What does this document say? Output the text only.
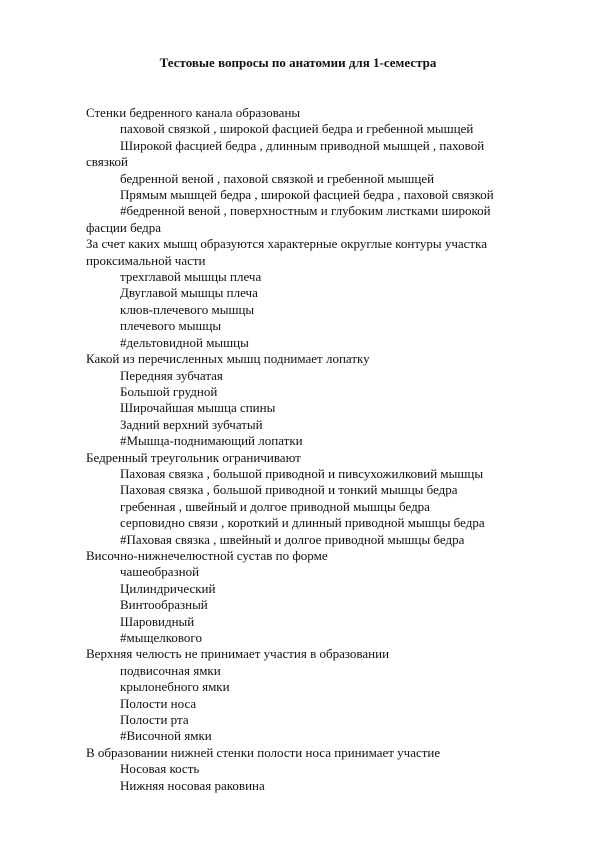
Тестовые вопросы по анатомии для 1-семестра

Стенки бедренного канала образованы

паховой связкой , широкой фасцией бедра и гребенной мышцей

Широкой фасцией бедра , длинным приводной мышцей , паховой связкой

бедренной веной , паховой связкой и гребенной мышцей

Прямым мышцей бедра , широкой фасцией бедра , паховой связкой

#бедренной веной , поверхностным и глубоким листками широкой фасции бедра

За счет каких мышц образуются характерные округлые контуры участка проксимальной части

трехглавой мышцы плеча

Двуглавой мышцы плеча

клюв-плечевого мышцы

плечевого мышцы

#дельтовидной мышцы

Какой из перечисленных мышц поднимает лопатку

Передняя зубчатая

Большой грудной

Широчайшая мышца спины

Задний верхний зубчатый

#Мышца-поднимающий лопатки

Бедренный треугольник ограничивают

Паховая связка , большой приводной и пивсухожилковий мышцы

Паховая связка , большой приводной и тонкий мышцы бедра

гребенная , швейный и долгое приводной мышцы бедра

серповидно связи , короткий и длинный приводной мышцы бедра

#Паховая связка , швейный и долгое приводной мышцы бедра

Височно-нижнечелюстной сустав по форме

чашеобразной

Цилиндрический

Винтообразный

Шаровидный

#мыщелкового

Верхняя челюсть не принимает участия в образовании

подвисочная ямки

крылонебного ямки

Полости носа

Полости рта

#Височной ямки

В образовании нижней стенки полости носа принимает участие

Носовая кость

Нижняя носовая раковина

# Stated task
Copy each line that holds the word "Паховая".

# Task answer
Паховая связка , большой приводной и пивсухожилковий мышцы
Паховая связка , большой приводной и тонкий мышцы бедра
#Паховая связка , швейный и долгое приводной мышцы бедра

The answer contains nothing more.